> **REQUIREMENTS**:
Only the pictures are left out: repeat the rest of the entries exactly.

> **EXTRACTED ENTRIES**:
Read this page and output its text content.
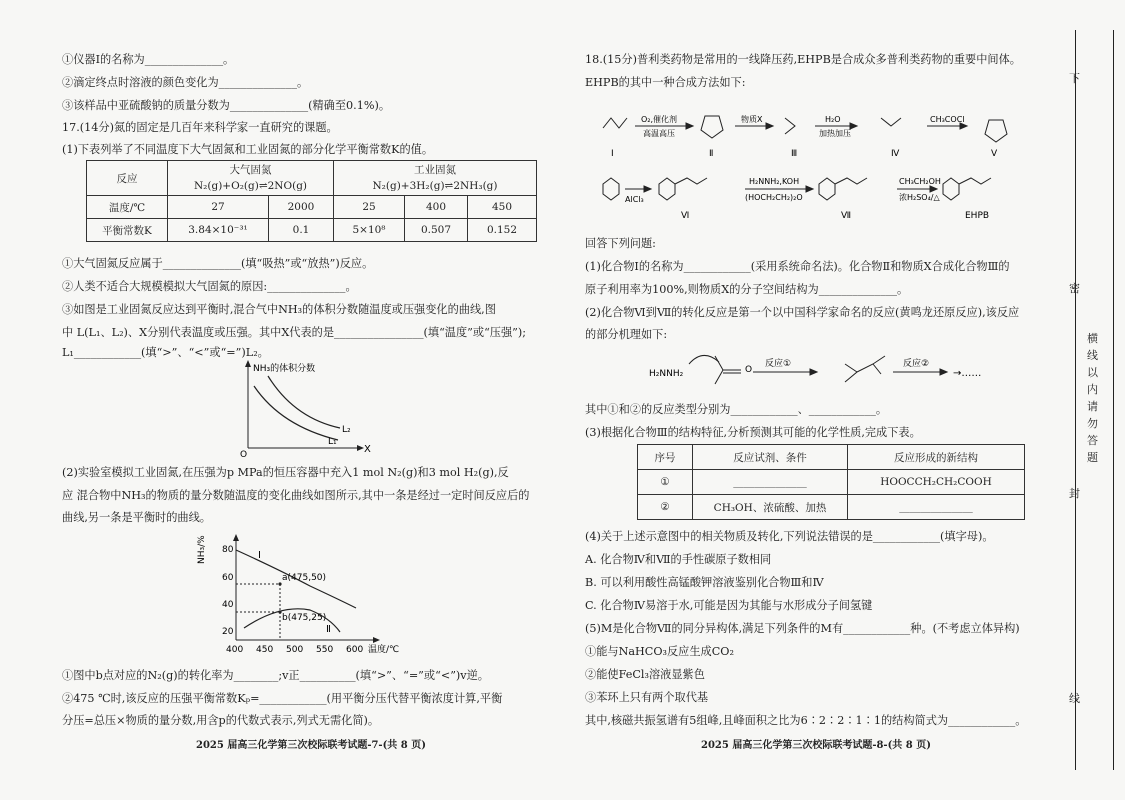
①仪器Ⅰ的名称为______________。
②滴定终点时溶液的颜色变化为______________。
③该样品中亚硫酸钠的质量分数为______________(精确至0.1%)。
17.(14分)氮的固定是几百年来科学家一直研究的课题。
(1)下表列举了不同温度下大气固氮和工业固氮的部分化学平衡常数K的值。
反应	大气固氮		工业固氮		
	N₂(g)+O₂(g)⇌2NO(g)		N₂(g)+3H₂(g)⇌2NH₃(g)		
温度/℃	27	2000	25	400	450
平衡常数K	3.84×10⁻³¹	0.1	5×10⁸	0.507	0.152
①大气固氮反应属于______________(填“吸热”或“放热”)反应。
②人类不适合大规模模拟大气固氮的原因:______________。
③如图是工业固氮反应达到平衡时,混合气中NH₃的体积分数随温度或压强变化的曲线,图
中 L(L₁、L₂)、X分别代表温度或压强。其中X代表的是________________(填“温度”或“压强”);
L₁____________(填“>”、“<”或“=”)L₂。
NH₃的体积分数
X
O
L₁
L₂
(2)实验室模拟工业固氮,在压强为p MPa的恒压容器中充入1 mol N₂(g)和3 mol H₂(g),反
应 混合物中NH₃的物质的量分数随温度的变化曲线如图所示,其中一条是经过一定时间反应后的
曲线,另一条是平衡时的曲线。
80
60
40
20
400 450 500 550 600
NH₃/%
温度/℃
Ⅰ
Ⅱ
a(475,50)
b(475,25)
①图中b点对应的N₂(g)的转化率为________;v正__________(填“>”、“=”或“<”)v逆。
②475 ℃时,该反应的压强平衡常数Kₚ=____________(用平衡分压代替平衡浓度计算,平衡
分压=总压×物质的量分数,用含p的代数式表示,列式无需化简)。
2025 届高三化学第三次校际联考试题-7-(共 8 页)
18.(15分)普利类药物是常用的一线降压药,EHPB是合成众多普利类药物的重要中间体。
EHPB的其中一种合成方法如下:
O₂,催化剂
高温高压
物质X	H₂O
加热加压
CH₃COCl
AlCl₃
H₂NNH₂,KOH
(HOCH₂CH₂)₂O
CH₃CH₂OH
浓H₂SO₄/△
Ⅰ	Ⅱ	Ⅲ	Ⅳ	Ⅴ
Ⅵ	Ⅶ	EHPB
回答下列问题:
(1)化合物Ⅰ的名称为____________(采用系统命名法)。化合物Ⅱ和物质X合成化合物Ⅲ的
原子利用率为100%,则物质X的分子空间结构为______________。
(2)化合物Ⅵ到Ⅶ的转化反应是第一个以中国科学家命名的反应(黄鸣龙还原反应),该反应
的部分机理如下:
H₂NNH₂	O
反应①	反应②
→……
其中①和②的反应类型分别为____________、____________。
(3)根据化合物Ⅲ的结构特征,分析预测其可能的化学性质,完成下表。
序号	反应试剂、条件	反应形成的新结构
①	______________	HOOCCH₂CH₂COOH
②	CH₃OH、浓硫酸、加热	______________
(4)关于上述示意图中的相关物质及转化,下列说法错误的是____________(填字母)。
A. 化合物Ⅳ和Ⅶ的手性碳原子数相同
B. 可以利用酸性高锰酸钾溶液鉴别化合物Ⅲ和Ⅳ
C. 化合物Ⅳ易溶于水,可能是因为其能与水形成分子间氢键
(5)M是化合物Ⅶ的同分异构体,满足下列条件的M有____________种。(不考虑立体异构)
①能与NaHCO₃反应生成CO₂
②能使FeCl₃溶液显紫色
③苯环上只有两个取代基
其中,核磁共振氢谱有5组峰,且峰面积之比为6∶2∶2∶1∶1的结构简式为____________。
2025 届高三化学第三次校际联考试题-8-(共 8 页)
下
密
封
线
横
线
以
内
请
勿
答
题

> **SOLUTION FOR THIS PROBLEM**:
Read this page and output its text content.
①仪器Ⅰ的名称为______________。
②滴定终点时溶液的颜色变化为______________。
③该样品中亚硫酸钠的质量分数为______________(精确至0.1%)。
17.(14分)氮的固定是几百年来科学家一直研究的课题。
(1)下表列举了不同温度下大气固氮和工业固氮的部分化学平衡常数K的值。
反应	大气固氮		工业固氮		
	N₂(g)+O₂(g)⇌2NO(g)		N₂(g)+3H₂(g)⇌2NH₃(g)		
温度/℃	27	2000	25	400	450
平衡常数K	3.84×10⁻³¹	0.1	5×10⁸	0.507	0.152
①大气固氮反应属于______________(填“吸热”或“放热”)反应。
②人类不适合大规模模拟大气固氮的原因:______________。
③如图是工业固氮反应达到平衡时,混合气中NH₃的体积分数随温度或压强变化的曲线,图
中 L(L₁、L₂)、X分别代表温度或压强。其中X代表的是________________(填“温度”或“压强”);
L₁____________(填“>”、“<”或“=”)L₂。
NH₃的体积分数
X
O
L₁
L₂
(2)实验室模拟工业固氮,在压强为p MPa的恒压容器中充入1 mol N₂(g)和3 mol H₂(g),反
应 混合物中NH₃的物质的量分数随温度的变化曲线如图所示,其中一条是经过一定时间反应后的
曲线,另一条是平衡时的曲线。
80
60
40
20
400 450 500 550 600
NH₃/%
温度/℃
Ⅰ
Ⅱ
a(475,50)
b(475,25)
①图中b点对应的N₂(g)的转化率为________;v正__________(填“>”、“=”或“<”)v逆。
②475 ℃时,该反应的压强平衡常数Kₚ=____________(用平衡分压代替平衡浓度计算,平衡
分压=总压×物质的量分数,用含p的代数式表示,列式无需化简)。
2025 届高三化学第三次校际联考试题-7-(共 8 页)
18.(15分)普利类药物是常用的一线降压药,EHPB是合成众多普利类药物的重要中间体。
EHPB的其中一种合成方法如下:
O₂,催化剂
高温高压
物质X	H₂O
加热加压
CH₃COCl
AlCl₃
H₂NNH₂,KOH
(HOCH₂CH₂)₂O
CH₃CH₂OH
浓H₂SO₄/△
Ⅰ	Ⅱ	Ⅲ	Ⅳ	Ⅴ
Ⅵ	Ⅶ	EHPB
回答下列问题:
(1)化合物Ⅰ的名称为____________(采用系统命名法)。化合物Ⅱ和物质X合成化合物Ⅲ的
原子利用率为100%,则物质X的分子空间结构为______________。
(2)化合物Ⅵ到Ⅶ的转化反应是第一个以中国科学家命名的反应(黄鸣龙还原反应),该反应
的部分机理如下:
H₂NNH₂	O
反应①	反应②
→……
其中①和②的反应类型分别为____________、____________。
(3)根据化合物Ⅲ的结构特征,分析预测其可能的化学性质,完成下表。
序号	反应试剂、条件	反应形成的新结构
①	______________	HOOCCH₂CH₂COOH
②	CH₃OH、浓硫酸、加热	______________
(4)关于上述示意图中的相关物质及转化,下列说法错误的是____________(填字母)。
A. 化合物Ⅳ和Ⅶ的手性碳原子数相同
B. 可以利用酸性高锰酸钾溶液鉴别化合物Ⅲ和Ⅳ
C. 化合物Ⅳ易溶于水,可能是因为其能与水形成分子间氢键
(5)M是化合物Ⅶ的同分异构体,满足下列条件的M有____________种。(不考虑立体异构)
①能与NaHCO₃反应生成CO₂
②能使FeCl₃溶液显紫色
③苯环上只有两个取代基
其中,核磁共振氢谱有5组峰,且峰面积之比为6∶2∶2∶1∶1的结构简式为____________。
2025 届高三化学第三次校际联考试题-8-(共 8 页)
下
密
封
线
横
线
以
内
请
勿
答
题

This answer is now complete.